• [TASK DIRECTIONS] From the listing below, select every line where the word "本草经集注" appears.

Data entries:
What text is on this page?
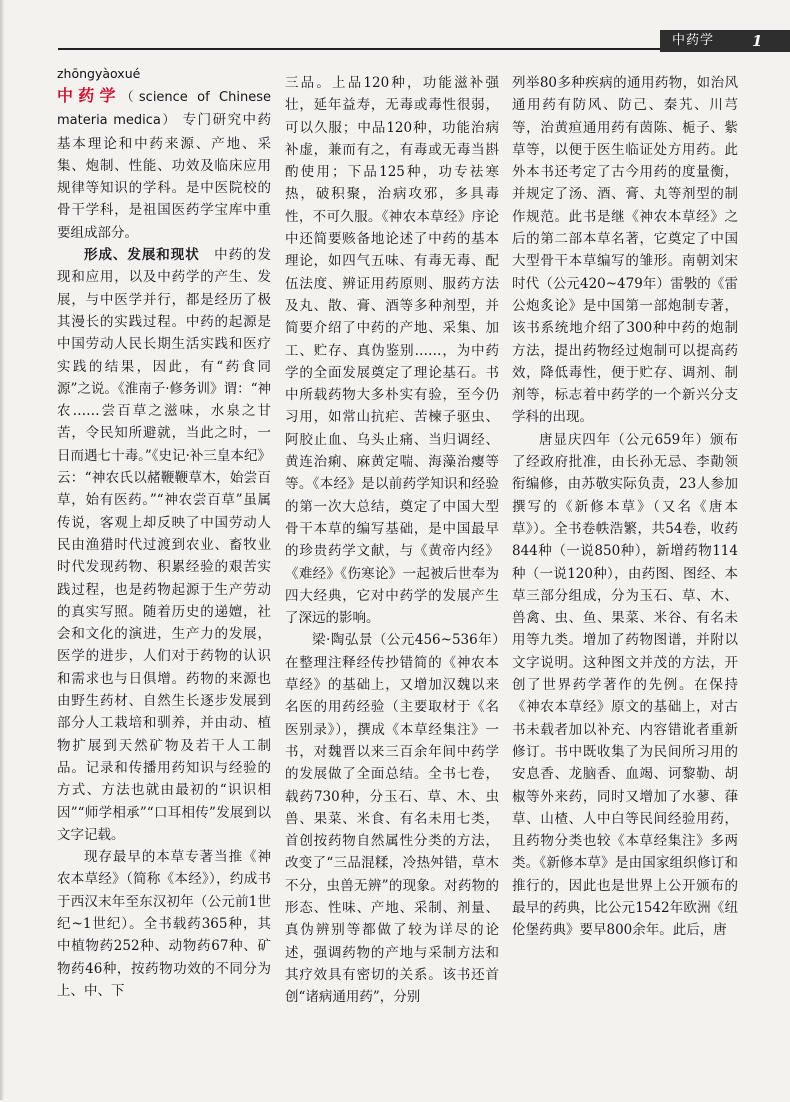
中药学	1

zhōngyàoxué

中药学（science of Chinese materia medica） 专门研究中药基本理论和中药来源、产地、采集、炮制、性能、功效及临床应用规律等知识的学科。是中医院校的骨干学科，是祖国医药学宝库中重要组成部分。

形成、发展和现状　 中药的发现和应用，以及中药学的产生、发展，与中医学并行，都是经历了极其漫长的实践过程。中药的起源是中国劳动人民长期生活实践和医疗实践的结果，因此，有“药食同源”之说。《淮南子·修务训》谓：“神农……尝百草之滋味，水泉之甘苦，令民知所避就，当此之时，一日而遇七十毒。”《史记·补三皇本纪》云：“神农氏以赭鞭鞭草木，始尝百草，始有医药。”“神农尝百草”虽属传说，客观上却反映了中国劳动人民由渔猎时代过渡到农业、畜牧业时代发现药物、积累经验的艰苦实践过程，也是药物起源于生产劳动的真实写照。随着历史的递嬗，社会和文化的演进，生产力的发展，医学的进步，人们对于药物的认识和需求也与日俱增。药物的来源也由野生药材、自然生长逐步发展到部分人工栽培和驯养，并由动、植物扩展到天然矿物及若干人工制品。记录和传播用药知识与经验的方式、方法也就由最初的“识识相因”“师学相承”“口耳相传”发展到以文字记载。

现存最早的本草专著当推《神农本草经》（简称《本经》），约成书于西汉末年至东汉初年（公元前1世纪~1世纪）。全书载药365种，其中植物药252种、动物药67种、矿物药46种，按药物功效的不同分为上、中、下

三品。上品120种，功能滋补强壮，延年益寿，无毒或毒性很弱，可以久服；中品120种，功能治病补虚，兼而有之，有毒或无毒当斟酌使用；下品125种，功专祛寒热，破积聚，治病攻邪，多具毒性，不可久服。《神农本草经》序论中还简要赅备地论述了中药的基本理论，如四气五味、有毒无毒、配伍法度、辨证用药原则、服药方法及丸、散、膏、酒等多种剂型，并简要介绍了中药的产地、采集、加工、贮存、真伪鉴别……，为中药学的全面发展奠定了理论基石。书中所载药物大多朴实有验，至今仍习用，如常山抗疟、苦楝子驱虫、阿胶止血、乌头止痛、当归调经、黄连治痢、麻黄定喘、海藻治瘿等等。《本经》是以前药学知识和经验的第一次大总结，奠定了中国大型骨干本草的编写基础，是中国最早的珍贵药学文献，与《黄帝内经》《难经》《伤寒论》一起被后世奉为四大经典，它对中药学的发展产生了深远的影响。

梁·陶弘景（公元456~536年）在整理注释经传抄错简的《神农本草经》的基础上，又增加汉魏以来名医的用药经验（主要取材于《名医别录》），撰成《本草经集注》一书，对魏晋以来三百余年间中药学的发展做了全面总结。全书七卷，载药730种，分玉石、草、木、虫兽、果菜、米食、有名未用七类，首创按药物自然属性分类的方法，改变了“三品混糅，冷热舛错，草木不分，虫兽无辨”的现象。对药物的形态、性味、产地、采制、剂量、真伪辨别等都做了较为详尽的论述，强调药物的产地与采制方法和其疗效具有密切的关系。该书还首创“诸病通用药”，分别

列举80多种疾病的通用药物，如治风通用药有防风、防己、秦艽、川芎等，治黄疸通用药有茵陈、栀子、紫草等，以便于医生临证处方用药。此外本书还考定了古今用药的度量衡，并规定了汤、酒、膏、丸等剂型的制作规范。此书是继《神农本草经》之后的第二部本草名著，它奠定了中国大型骨干本草编写的雏形。南朝刘宋时代（公元420~479年）雷斅的《雷公炮炙论》是中国第一部炮制专著，该书系统地介绍了300种中药的炮制方法，提出药物经过炮制可以提高药效，降低毒性，便于贮存、调剂、制剂等，标志着中药学的一个新兴分支学科的出现。

唐显庆四年（公元659年）颁布了经政府批准，由长孙无忌、李勣领衔编修，由苏敬实际负责，23人参加撰写的《新修本草》（又名《唐本草》）。全书卷帙浩繁，共54卷，收药844种（一说850种），新增药物114种（一说120种），由药图、图经、本草三部分组成，分为玉石、草、木、兽禽、虫、鱼、果菜、米谷、有名未用等九类。增加了药物图谱，并附以文字说明。这种图文并茂的方法，开创了世界药学著作的先例。在保持《神农本草经》原文的基础上，对古书未载者加以补充、内容错讹者重新修订。书中既收集了为民间所习用的安息香、龙脑香、血竭、诃黎勒、胡椒等外来药，同时又增加了水蓼、葎草、山楂、人中白等民间经验用药，且药物分类也较《本草经集注》多两类。《新修本草》是由国家组织修订和推行的，因此也是世界上公开颁布的最早的药典，比公元1542年欧洲《纽伦堡药典》要早800余年。此后，唐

• [THE COMPLETED TASK]
梁·陶弘景（公元456~536年）在整理注释经传抄错简的《神农本草经》的基础上，又增加汉魏以来名医的用药经验（主要取材于《名医别录》），撰成《本草经集注》一书，对魏晋以来三百余年间中药学的发展做了全面总结。全书七卷，载药730种，分玉石、草、木、虫兽、果菜、米食、有名未用七类，首创按药物自然属性分类的方法，改变了“三品混糅，冷热舛错，草木不分，虫兽无辨”的现象。对药物的形态、性味、产地、采制、剂量、真伪辨别等都做了较为详尽的论述，强调药物的产地与采制方法和其疗效具有密切的关系。该书还首创“诸病通用药”，分别
唐显庆四年（公元659年）颁布了经政府批准，由长孙无忌、李勣领衔编修，由苏敬实际负责，23人参加撰写的《新修本草》（又名《唐本草》）。全书卷帙浩繁，共54卷，收药844种（一说850种），新增药物114种（一说120种），由药图、图经、本草三部分组成，分为玉石、草、木、兽禽、虫、鱼、果菜、米谷、有名未用等九类。增加了药物图谱，并附以文字说明。这种图文并茂的方法，开创了世界药学著作的先例。在保持《神农本草经》原文的基础上，对古书未载者加以补充、内容错讹者重新修订。书中既收集了为民间所习用的安息香、龙脑香、血竭、诃黎勒、胡椒等外来药，同时又增加了水蓼、葎草、山楂、人中白等民间经验用药，且药物分类也较《本草经集注》多两类。《新修本草》是由国家组织修订和推行的，因此也是世界上公开颁布的最早的药典，比公元1542年欧洲《纽伦堡药典》要早800余年。此后，唐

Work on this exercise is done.